*Stored records*.
---*---
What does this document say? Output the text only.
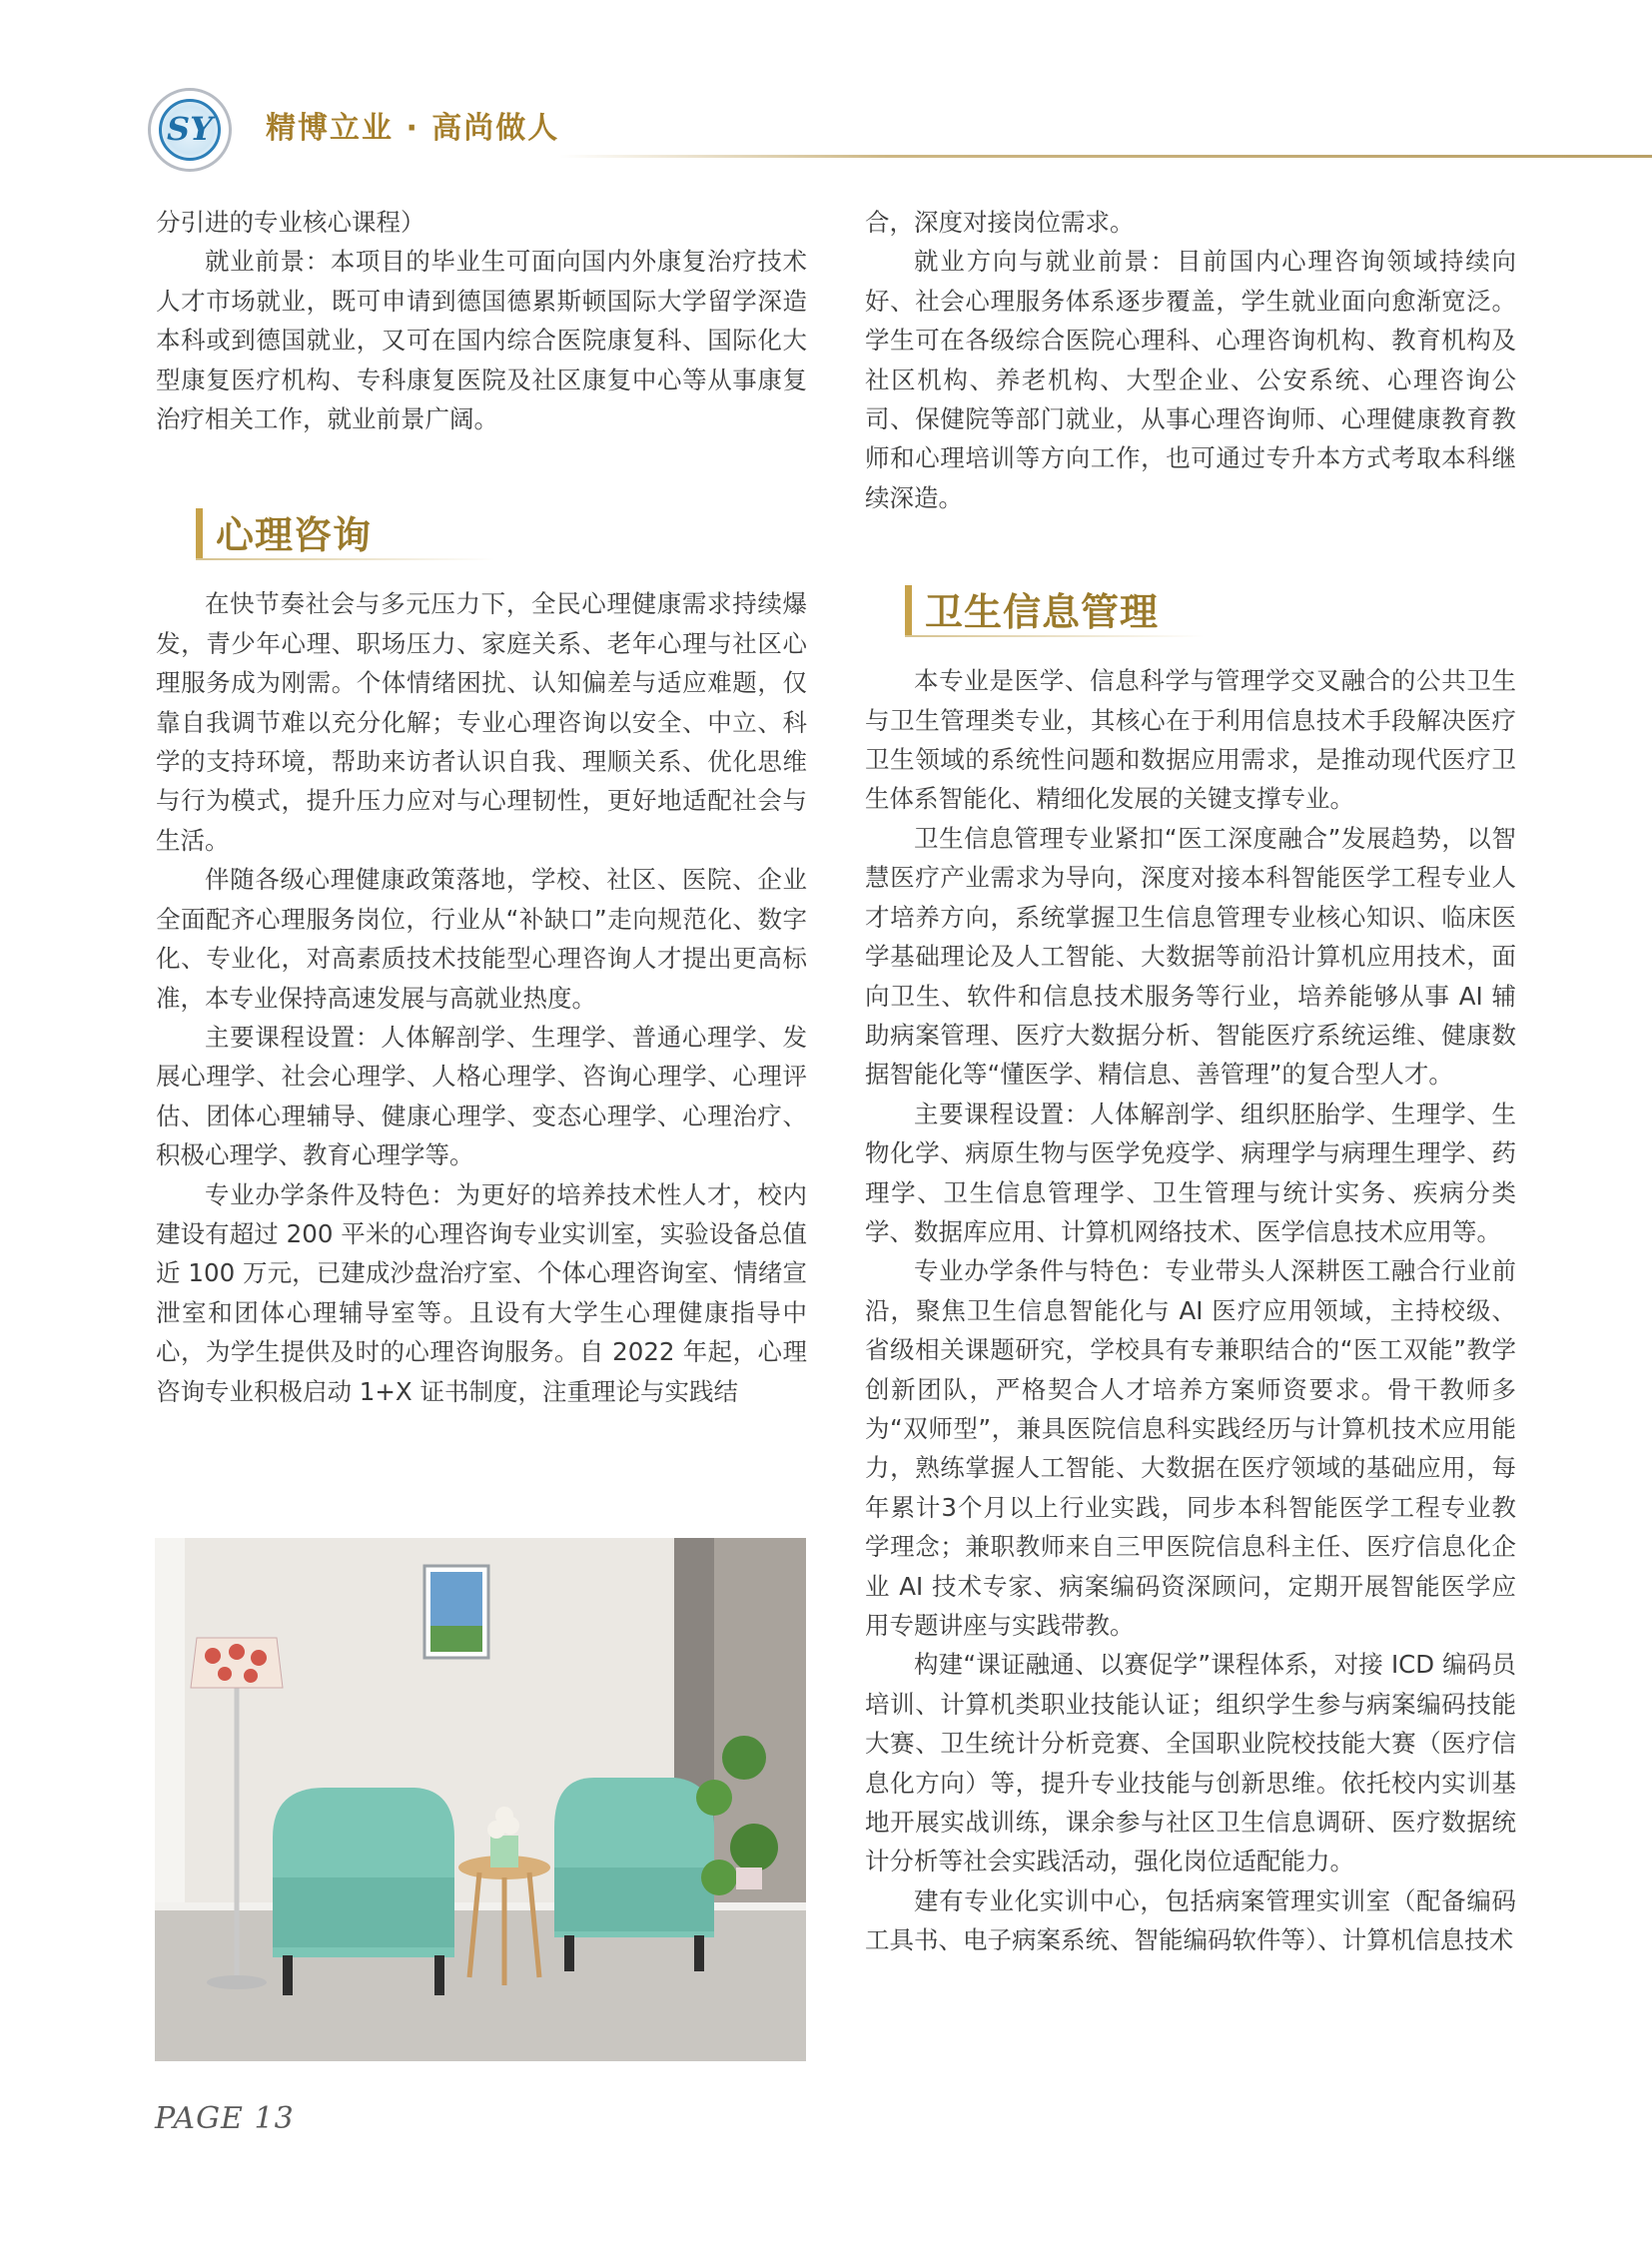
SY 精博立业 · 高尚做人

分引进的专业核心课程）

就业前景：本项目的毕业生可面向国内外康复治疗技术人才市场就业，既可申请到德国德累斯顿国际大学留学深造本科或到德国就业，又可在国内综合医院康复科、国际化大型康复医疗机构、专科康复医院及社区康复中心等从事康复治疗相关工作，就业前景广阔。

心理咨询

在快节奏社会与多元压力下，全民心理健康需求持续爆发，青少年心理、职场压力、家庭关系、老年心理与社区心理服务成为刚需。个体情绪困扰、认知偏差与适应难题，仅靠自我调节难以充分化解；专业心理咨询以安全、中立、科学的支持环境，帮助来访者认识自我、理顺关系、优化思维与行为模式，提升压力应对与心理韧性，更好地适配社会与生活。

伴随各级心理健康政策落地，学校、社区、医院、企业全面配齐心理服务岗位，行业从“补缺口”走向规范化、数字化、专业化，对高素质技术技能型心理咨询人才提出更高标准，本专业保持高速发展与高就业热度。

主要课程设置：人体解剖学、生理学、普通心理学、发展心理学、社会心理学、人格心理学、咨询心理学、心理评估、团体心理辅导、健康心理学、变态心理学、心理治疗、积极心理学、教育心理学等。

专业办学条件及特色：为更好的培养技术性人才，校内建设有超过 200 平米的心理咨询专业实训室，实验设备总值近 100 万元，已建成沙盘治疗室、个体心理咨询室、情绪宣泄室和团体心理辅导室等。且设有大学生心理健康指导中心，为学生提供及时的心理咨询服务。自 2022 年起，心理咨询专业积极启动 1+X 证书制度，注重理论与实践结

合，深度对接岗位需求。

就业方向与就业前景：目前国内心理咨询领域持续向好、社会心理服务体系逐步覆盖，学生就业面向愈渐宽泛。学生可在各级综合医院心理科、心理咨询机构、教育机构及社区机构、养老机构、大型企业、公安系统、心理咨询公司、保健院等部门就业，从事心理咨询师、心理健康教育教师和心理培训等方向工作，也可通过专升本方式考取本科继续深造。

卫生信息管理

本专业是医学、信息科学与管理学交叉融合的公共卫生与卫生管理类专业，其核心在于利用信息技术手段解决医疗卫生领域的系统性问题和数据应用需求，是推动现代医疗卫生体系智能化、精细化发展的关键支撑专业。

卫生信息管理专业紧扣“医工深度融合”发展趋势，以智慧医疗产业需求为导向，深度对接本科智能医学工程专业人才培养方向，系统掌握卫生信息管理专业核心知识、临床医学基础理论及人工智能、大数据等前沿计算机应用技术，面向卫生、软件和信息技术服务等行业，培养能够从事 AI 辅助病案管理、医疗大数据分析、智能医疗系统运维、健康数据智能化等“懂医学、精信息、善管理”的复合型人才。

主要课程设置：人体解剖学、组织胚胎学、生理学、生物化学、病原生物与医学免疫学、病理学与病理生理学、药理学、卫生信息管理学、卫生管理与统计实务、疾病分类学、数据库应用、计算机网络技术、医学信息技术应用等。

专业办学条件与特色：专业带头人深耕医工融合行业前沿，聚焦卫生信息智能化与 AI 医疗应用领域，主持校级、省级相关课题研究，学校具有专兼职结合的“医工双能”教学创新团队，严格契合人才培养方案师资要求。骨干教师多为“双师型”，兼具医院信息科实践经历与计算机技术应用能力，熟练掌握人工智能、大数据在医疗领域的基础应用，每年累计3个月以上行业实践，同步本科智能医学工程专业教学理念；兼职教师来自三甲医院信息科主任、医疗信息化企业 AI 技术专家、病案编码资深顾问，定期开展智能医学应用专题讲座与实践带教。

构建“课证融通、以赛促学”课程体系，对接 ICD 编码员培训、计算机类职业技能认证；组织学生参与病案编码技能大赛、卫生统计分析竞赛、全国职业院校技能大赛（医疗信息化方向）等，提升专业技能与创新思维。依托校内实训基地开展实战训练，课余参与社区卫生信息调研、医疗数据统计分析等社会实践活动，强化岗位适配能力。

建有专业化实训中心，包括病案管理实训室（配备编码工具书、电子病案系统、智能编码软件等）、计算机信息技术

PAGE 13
---*---
*Stated task*. Without the pictures, return all the records precisely as they stand.

*Correct response*.
What does this document say? Output the text only.
SY 精博立业 · 高尚做人

分引进的专业核心课程）

就业前景：本项目的毕业生可面向国内外康复治疗技术人才市场就业，既可申请到德国德累斯顿国际大学留学深造本科或到德国就业，又可在国内综合医院康复科、国际化大型康复医疗机构、专科康复医院及社区康复中心等从事康复治疗相关工作，就业前景广阔。

心理咨询

在快节奏社会与多元压力下，全民心理健康需求持续爆发，青少年心理、职场压力、家庭关系、老年心理与社区心理服务成为刚需。个体情绪困扰、认知偏差与适应难题，仅靠自我调节难以充分化解；专业心理咨询以安全、中立、科学的支持环境，帮助来访者认识自我、理顺关系、优化思维与行为模式，提升压力应对与心理韧性，更好地适配社会与生活。

伴随各级心理健康政策落地，学校、社区、医院、企业全面配齐心理服务岗位，行业从“补缺口”走向规范化、数字化、专业化，对高素质技术技能型心理咨询人才提出更高标准，本专业保持高速发展与高就业热度。

主要课程设置：人体解剖学、生理学、普通心理学、发展心理学、社会心理学、人格心理学、咨询心理学、心理评估、团体心理辅导、健康心理学、变态心理学、心理治疗、积极心理学、教育心理学等。

专业办学条件及特色：为更好的培养技术性人才，校内建设有超过 200 平米的心理咨询专业实训室，实验设备总值近 100 万元，已建成沙盘治疗室、个体心理咨询室、情绪宣泄室和团体心理辅导室等。且设有大学生心理健康指导中心，为学生提供及时的心理咨询服务。自 2022 年起，心理咨询专业积极启动 1+X 证书制度，注重理论与实践结

合，深度对接岗位需求。

就业方向与就业前景：目前国内心理咨询领域持续向好、社会心理服务体系逐步覆盖，学生就业面向愈渐宽泛。学生可在各级综合医院心理科、心理咨询机构、教育机构及社区机构、养老机构、大型企业、公安系统、心理咨询公司、保健院等部门就业，从事心理咨询师、心理健康教育教师和心理培训等方向工作，也可通过专升本方式考取本科继续深造。

卫生信息管理

本专业是医学、信息科学与管理学交叉融合的公共卫生与卫生管理类专业，其核心在于利用信息技术手段解决医疗卫生领域的系统性问题和数据应用需求，是推动现代医疗卫生体系智能化、精细化发展的关键支撑专业。

卫生信息管理专业紧扣“医工深度融合”发展趋势，以智慧医疗产业需求为导向，深度对接本科智能医学工程专业人才培养方向，系统掌握卫生信息管理专业核心知识、临床医学基础理论及人工智能、大数据等前沿计算机应用技术，面向卫生、软件和信息技术服务等行业，培养能够从事 AI 辅助病案管理、医疗大数据分析、智能医疗系统运维、健康数据智能化等“懂医学、精信息、善管理”的复合型人才。

主要课程设置：人体解剖学、组织胚胎学、生理学、生物化学、病原生物与医学免疫学、病理学与病理生理学、药理学、卫生信息管理学、卫生管理与统计实务、疾病分类学、数据库应用、计算机网络技术、医学信息技术应用等。

专业办学条件与特色：专业带头人深耕医工融合行业前沿，聚焦卫生信息智能化与 AI 医疗应用领域，主持校级、省级相关课题研究，学校具有专兼职结合的“医工双能”教学创新团队，严格契合人才培养方案师资要求。骨干教师多为“双师型”，兼具医院信息科实践经历与计算机技术应用能力，熟练掌握人工智能、大数据在医疗领域的基础应用，每年累计3个月以上行业实践，同步本科智能医学工程专业教学理念；兼职教师来自三甲医院信息科主任、医疗信息化企业 AI 技术专家、病案编码资深顾问，定期开展智能医学应用专题讲座与实践带教。

构建“课证融通、以赛促学”课程体系，对接 ICD 编码员培训、计算机类职业技能认证；组织学生参与病案编码技能大赛、卫生统计分析竞赛、全国职业院校技能大赛（医疗信息化方向）等，提升专业技能与创新思维。依托校内实训基地开展实战训练，课余参与社区卫生信息调研、医疗数据统计分析等社会实践活动，强化岗位适配能力。

建有专业化实训中心，包括病案管理实训室（配备编码工具书、电子病案系统、智能编码软件等）、计算机信息技术

PAGE 13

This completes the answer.